§ Given task
Filter the data for lines with the word "bottom", then copy every line so identified.

Data tied to figure images:

....

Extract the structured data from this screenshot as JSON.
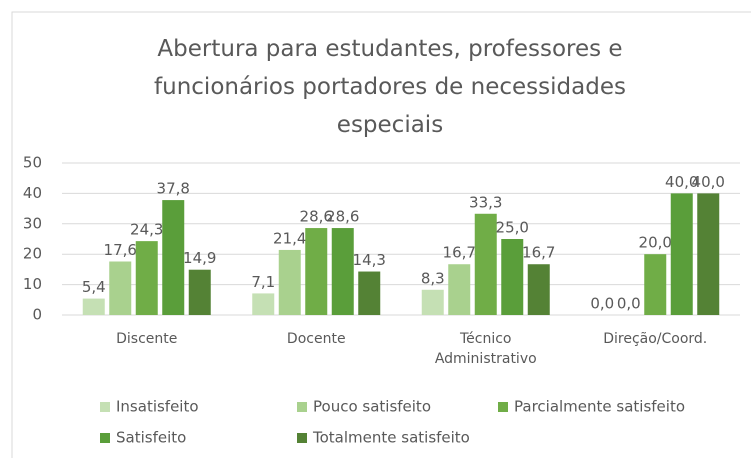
{
  "chart_data": {
    "type": "bar",
    "title": "Abertura para estudantes, professores e funcionários portadores de necessidades especiais",
    "categories": [
      "Discente",
      "Docente",
      "Técnico Administrativo",
      "Direção/Coord."
    ],
    "series": [
      {
        "name": "Insatisfeito",
        "color": "#c5e0b4",
        "values": [
          5.4,
          7.1,
          8.3,
          0
        ],
        "value_labels": [
          "5,4",
          "7,1",
          "8,3",
          "0,0"
        ]
      },
      {
        "name": "Pouco satisfeito",
        "color": "#a9d18e",
        "values": [
          17.6,
          21.4,
          16.7,
          0
        ],
        "value_labels": [
          "17,6",
          "21,4",
          "16,7",
          "0,0"
        ]
      },
      {
        "name": "Parcialmente satisfeito",
        "color": "#70ad47",
        "values": [
          24.3,
          28.6,
          33.3,
          20
        ],
        "value_labels": [
          "24,3",
          "28,6",
          "33,3",
          "20,0"
        ]
      },
      {
        "name": "Satisfeito",
        "color": "#5a9e3a",
        "values": [
          37.8,
          28.6,
          25,
          40
        ],
        "value_labels": [
          "37,8",
          "28,6",
          "25,0",
          "40,0"
        ]
      },
      {
        "name": "Totalmente satisfeito",
        "color": "#548235",
        "values": [
          14.9,
          14.3,
          16.7,
          40
        ],
        "value_labels": [
          "14,9",
          "14,3",
          "16,7",
          "40,0"
        ]
      }
    ],
    "ylim": [
      0,
      50
    ],
    "yticks": [
      0,
      10,
      20,
      30,
      40,
      50
    ],
    "grid": true,
    "legend": "bottom"
  }
}
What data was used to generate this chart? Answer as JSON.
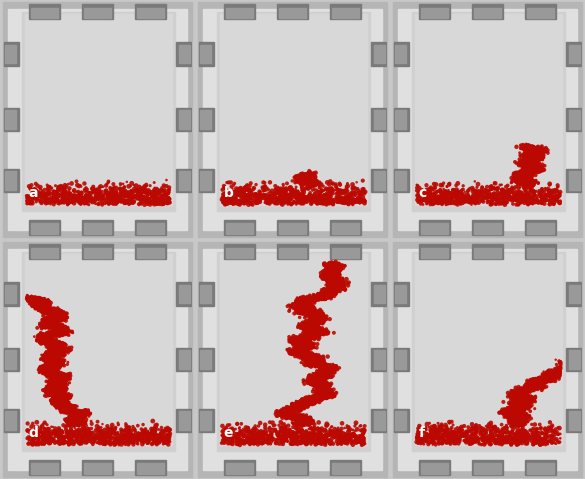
{
  "figure_width": 5.85,
  "figure_height": 4.79,
  "dpi": 100,
  "bg_color": "#c8c8c8",
  "frame_outer_color": "#b8b8b8",
  "frame_white_color": "#e8e8e8",
  "cell_interior_color": "#d2d2d2",
  "bolt_dark": "#888888",
  "bolt_light": "#aaaaaa",
  "red_color": "#bb0800",
  "label_color": "white",
  "nrows": 2,
  "ncols": 3,
  "panels": [
    {
      "label": "a",
      "plume_type": "none"
    },
    {
      "label": "b",
      "plume_type": "small_start"
    },
    {
      "label": "c",
      "plume_type": "short_right"
    },
    {
      "label": "d",
      "plume_type": "tall_left"
    },
    {
      "label": "e",
      "plume_type": "tall_center"
    },
    {
      "label": "f",
      "plume_type": "tall_right"
    }
  ]
}
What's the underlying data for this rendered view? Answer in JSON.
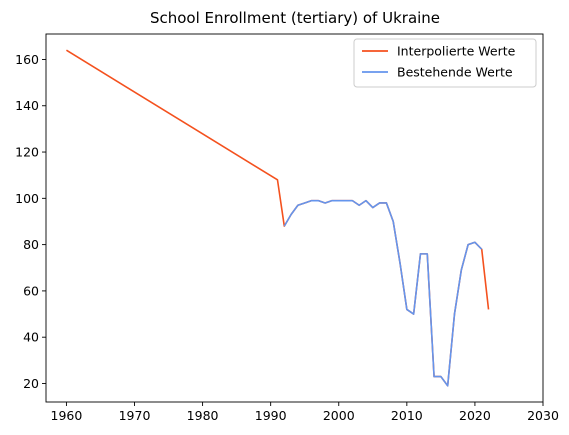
{
  "chart_data": {
    "type": "line",
    "title": "School Enrollment (tertiary) of Ukraine",
    "xlabel": "",
    "ylabel": "",
    "xlim": [
      1957,
      2030
    ],
    "ylim": [
      12,
      171
    ],
    "xticks": [
      1960,
      1970,
      1980,
      1990,
      2000,
      2010,
      2020,
      2030
    ],
    "yticks": [
      20,
      40,
      60,
      80,
      100,
      120,
      140,
      160
    ],
    "grid": false,
    "legend_position": "top-right",
    "series": [
      {
        "name": "Interpolierte Werte",
        "color": "#f4511e",
        "x": [
          1960,
          1991,
          1992,
          1993,
          1994,
          1995,
          1996,
          1997,
          1998,
          1999,
          2000,
          2001,
          2002,
          2003,
          2004,
          2005,
          2006,
          2007,
          2008,
          2009,
          2010,
          2011,
          2012,
          2013,
          2014,
          2015,
          2016,
          2017,
          2018,
          2019,
          2020,
          2021,
          2022
        ],
        "y": [
          164,
          108,
          88,
          93,
          97,
          98,
          99,
          99,
          98,
          99,
          99,
          99,
          99,
          97,
          99,
          96,
          98,
          98,
          90,
          72,
          52,
          50,
          76,
          76,
          23,
          23,
          19,
          50,
          69,
          80,
          81,
          78,
          52
        ]
      },
      {
        "name": "Bestehende Werte",
        "color": "#6495ed",
        "x": [
          1992,
          1993,
          1994,
          1995,
          1996,
          1997,
          1998,
          1999,
          2000,
          2001,
          2002,
          2003,
          2004,
          2005,
          2006,
          2007,
          2008,
          2009,
          2010,
          2011,
          2012,
          2013,
          2014,
          2015,
          2016,
          2017,
          2018,
          2019,
          2020,
          2021
        ],
        "y": [
          88,
          93,
          97,
          98,
          99,
          99,
          98,
          99,
          99,
          99,
          99,
          97,
          99,
          96,
          98,
          98,
          90,
          72,
          52,
          50,
          76,
          76,
          23,
          23,
          19,
          50,
          69,
          80,
          81,
          78
        ]
      }
    ]
  }
}
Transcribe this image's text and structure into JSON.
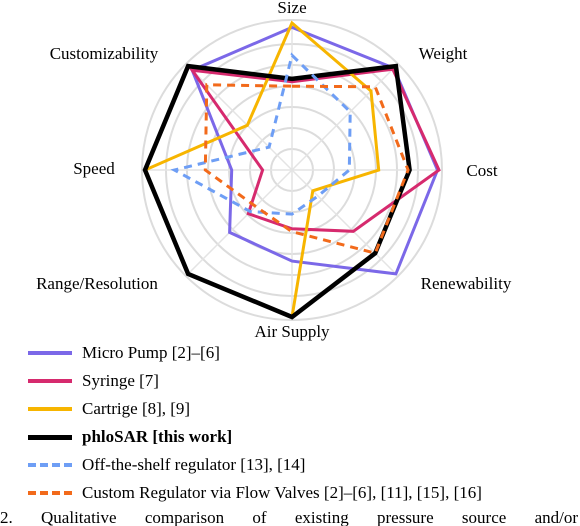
{
  "chart_data": {
    "type": "radar",
    "axes": [
      "Size",
      "Weight",
      "Cost",
      "Renewability",
      "Air Supply",
      "Range/Resolution",
      "Speed",
      "Customizability"
    ],
    "ylim": [
      0,
      1
    ],
    "grid": true,
    "legend_position": "bottom",
    "series": [
      {
        "name": "Micro Pump [2]–[6]",
        "color": "#7b68e8",
        "style": "solid",
        "values": [
          0.97,
          0.98,
          0.99,
          1.0,
          0.62,
          0.6,
          0.41,
          0.96
        ]
      },
      {
        "name": "Syringe [7]",
        "color": "#d62a6e",
        "style": "solid",
        "values": [
          0.6,
          0.97,
          1.0,
          0.59,
          0.4,
          0.42,
          0.2,
          0.96
        ]
      },
      {
        "name": "Cartrige [8], [9]",
        "color": "#f7b500",
        "style": "solid",
        "values": [
          1.0,
          0.76,
          0.59,
          0.2,
          1.0,
          1.0,
          1.0,
          0.43
        ]
      },
      {
        "name": "phloSAR [this work]",
        "color": "#000000",
        "style": "solid",
        "values": [
          0.62,
          1.0,
          0.8,
          0.8,
          1.0,
          1.0,
          1.0,
          1.0
        ]
      },
      {
        "name": "Off-the-shelf regulator [13], [14]",
        "color": "#6e9ef5",
        "style": "dashed",
        "values": [
          0.78,
          0.56,
          0.39,
          0.25,
          0.3,
          0.4,
          0.8,
          0.22
        ]
      },
      {
        "name": "Custom Regulator via Flow Valves [2]–[6], [11], [15], [16]",
        "color": "#f26a1b",
        "style": "dashed",
        "values": [
          0.57,
          0.8,
          0.79,
          0.8,
          0.42,
          0.35,
          0.59,
          0.82
        ]
      }
    ]
  },
  "caption": "2.    Qualitative comparison of existing pressure source and/or"
}
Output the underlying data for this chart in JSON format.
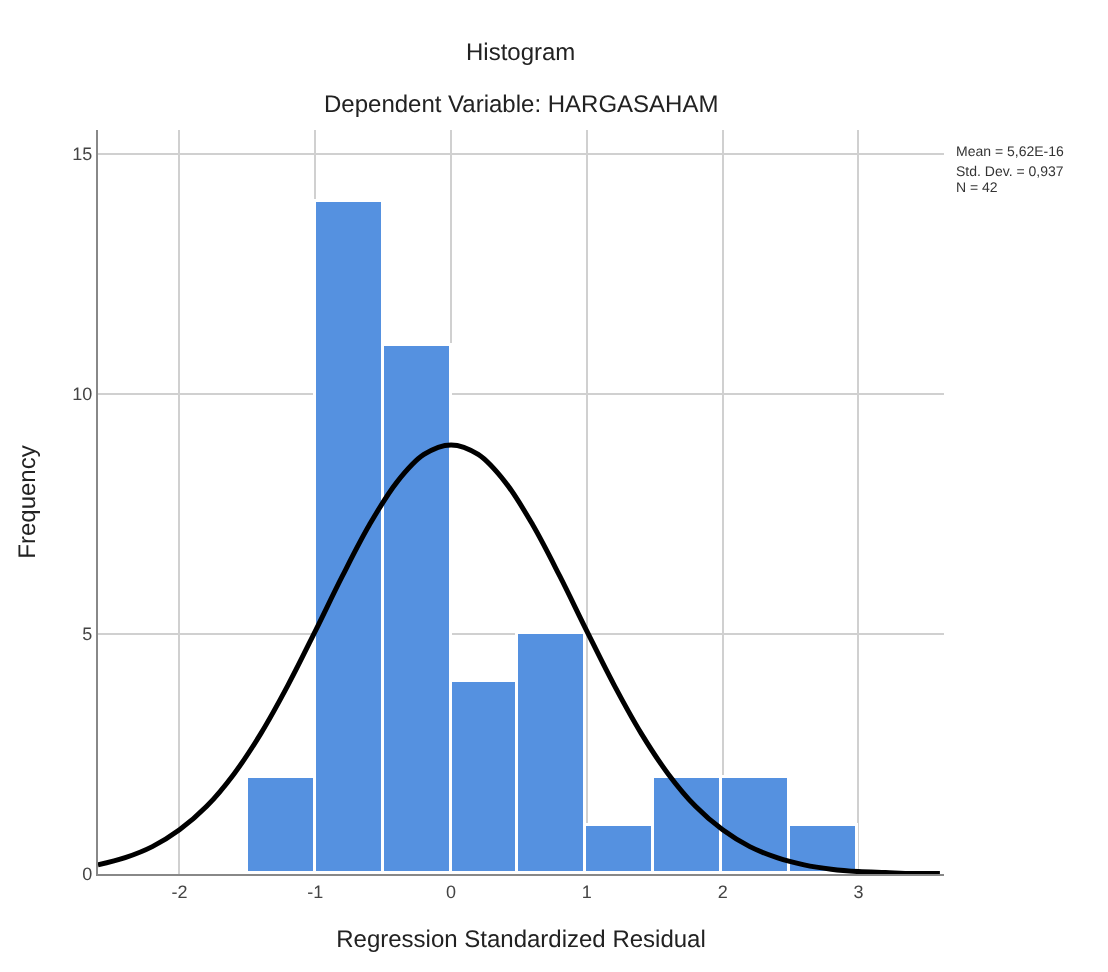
{
  "chart_data": {
    "type": "histogram",
    "title": "Histogram",
    "subtitle": "Dependent Variable: HARGASAHAM",
    "xlabel": "Regression Standardized Residual",
    "ylabel": "Frequency",
    "series": [
      {
        "color": "#5591e0",
        "bins": [
          -1.5,
          -1.0,
          -0.5,
          0,
          0.5,
          1.0,
          1.5,
          2.0,
          2.5,
          3.0
        ],
        "values": [
          2,
          14,
          11,
          4,
          5,
          1,
          2,
          2,
          1
        ]
      },
      {
        "type": "line",
        "color": "#000000",
        "x": [
          -2.6,
          -2.4,
          -2.2,
          -2.0,
          -1.8,
          -1.6,
          -1.4,
          -1.2,
          -1.0,
          -0.8,
          -0.6,
          -0.4,
          -0.2,
          0,
          0.2,
          0.4,
          0.6,
          0.8,
          1.0,
          1.2,
          1.4,
          1.6,
          1.8,
          2.0,
          2.2,
          2.4,
          2.6,
          2.8,
          3.0,
          3.2,
          3.4,
          3.6
        ],
        "values": [
          0.19,
          0.34,
          0.57,
          0.92,
          1.41,
          2.08,
          2.93,
          3.94,
          5.06,
          6.21,
          7.28,
          8.16,
          8.74,
          8.94,
          8.74,
          8.16,
          7.28,
          6.21,
          5.06,
          3.94,
          2.93,
          2.08,
          1.41,
          0.92,
          0.57,
          0.34,
          0.19,
          0.1,
          0.05,
          0.03,
          0.01,
          0.01
        ]
      }
    ],
    "xlim": [
      -2.6,
      3.63
    ],
    "xticks": [
      -2,
      -1,
      0,
      1,
      2,
      3
    ],
    "ylim": [
      0,
      15.5
    ],
    "yticks": [
      0,
      5,
      10,
      15
    ],
    "grid": true,
    "marker": "none",
    "line_style": "solid",
    "annotations": [
      "Mean = 5,62E-16",
      "Std. Dev. = 0,937",
      "N = 42"
    ]
  }
}
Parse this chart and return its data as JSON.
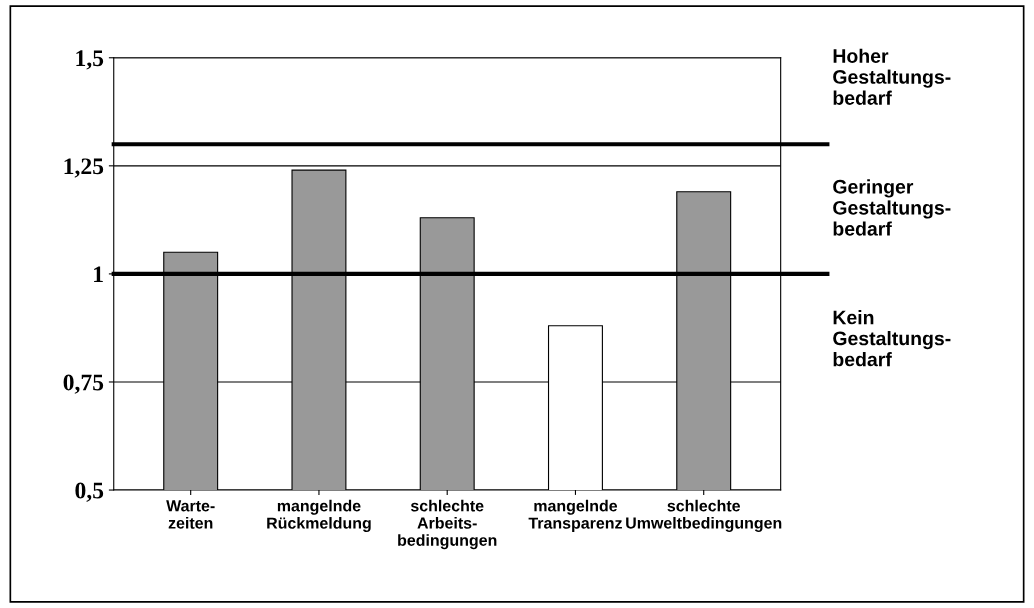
{
  "chart_data": {
    "type": "bar",
    "categories": [
      "Warte-\nzeiten",
      "mangelnde\nRückmeldung",
      "schlechte\nArbeits-\nbedingungen",
      "mangelnde\nTransparenz",
      "schlechte\nUmweltbedingungen"
    ],
    "values": [
      1.05,
      1.24,
      1.13,
      0.88,
      1.19
    ],
    "colors": [
      "#999999",
      "#999999",
      "#999999",
      "#ffffff",
      "#999999"
    ],
    "ylim": [
      0.5,
      1.5
    ],
    "yticks": [
      {
        "value": 0.5,
        "label": "0,5"
      },
      {
        "value": 0.75,
        "label": "0,75"
      },
      {
        "value": 1,
        "label": "1"
      },
      {
        "value": 1.25,
        "label": "1,25"
      },
      {
        "value": 1.5,
        "label": "1,5"
      }
    ],
    "grid": "y",
    "ref_lines": [
      {
        "axis": "y",
        "value": 1.3,
        "color": "#000000"
      },
      {
        "axis": "y",
        "value": 1.0,
        "color": "#000000"
      }
    ],
    "annotations": [
      "Hoher\nGestaltungs-\nbedarf",
      "Geringer\nGestaltungs-\nbedarf",
      "Kein\nGestaltungs-\nbedarf"
    ]
  }
}
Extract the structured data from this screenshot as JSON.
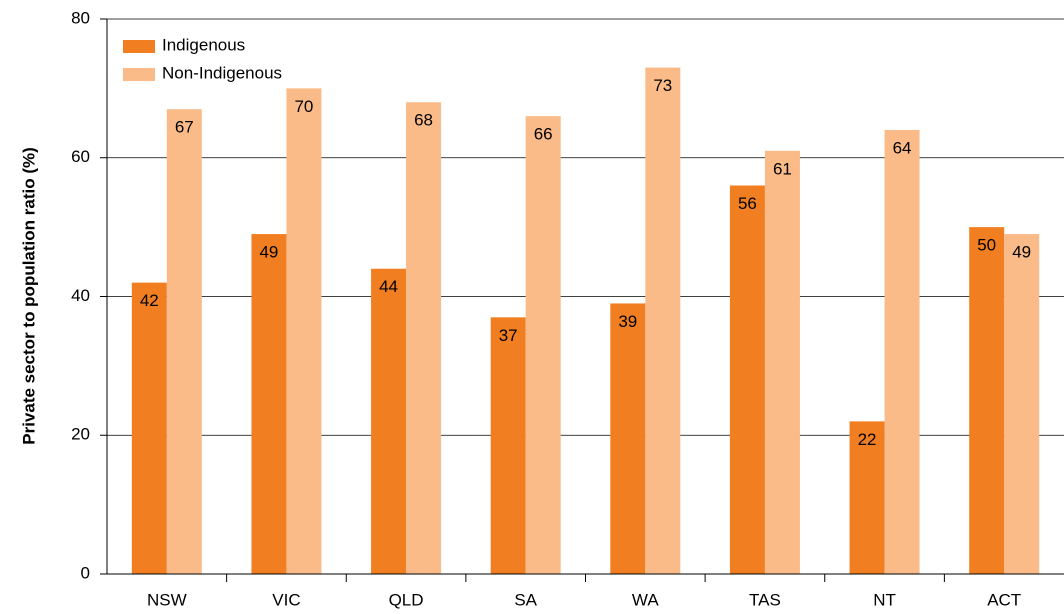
{
  "chart_data": {
    "type": "bar",
    "y_label": "Private sector to population ratio (%)",
    "categories": [
      "NSW",
      "VIC",
      "QLD",
      "SA",
      "WA",
      "TAS",
      "NT",
      "ACT"
    ],
    "series": [
      {
        "name": "Indigenous",
        "color": "#f17f22",
        "values": [
          42,
          49,
          44,
          37,
          39,
          56,
          22,
          50
        ]
      },
      {
        "name": "Non-Indigenous",
        "color": "#fbbb88",
        "values": [
          67,
          70,
          68,
          66,
          73,
          61,
          64,
          49
        ]
      }
    ],
    "ylim": [
      0,
      80
    ],
    "yticks": [
      0,
      20,
      40,
      60,
      80
    ],
    "grid": true,
    "legend": "top-left"
  }
}
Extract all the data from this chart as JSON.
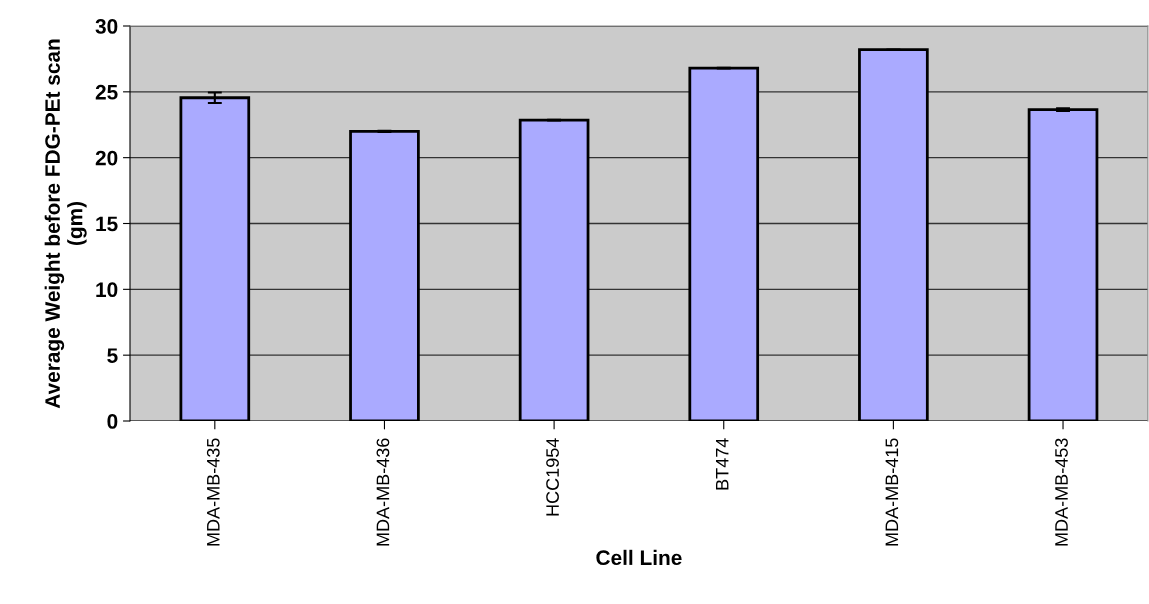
{
  "chart_data": {
    "type": "bar",
    "xlabel": "Cell Line",
    "ylabel": "Average Weight before FDG-PEt scan\n(gm)",
    "categories": [
      "MDA-MB-435",
      "MDA-MB-436",
      "HCC1954",
      "BT474",
      "MDA-MB-415",
      "MDA-MB-453"
    ],
    "values": [
      24.55,
      22.0,
      22.85,
      26.8,
      28.2,
      23.65
    ],
    "errors": [
      0.4,
      0.05,
      0.03,
      0.03,
      null,
      0.1
    ],
    "color": "#aaaaff",
    "ylim": [
      0,
      30
    ],
    "yticks": [
      0,
      5,
      10,
      15,
      20,
      25,
      30
    ],
    "grid": "y"
  }
}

....

§ Reply
    "legend": "bottom"
    "legend_position": "bottom",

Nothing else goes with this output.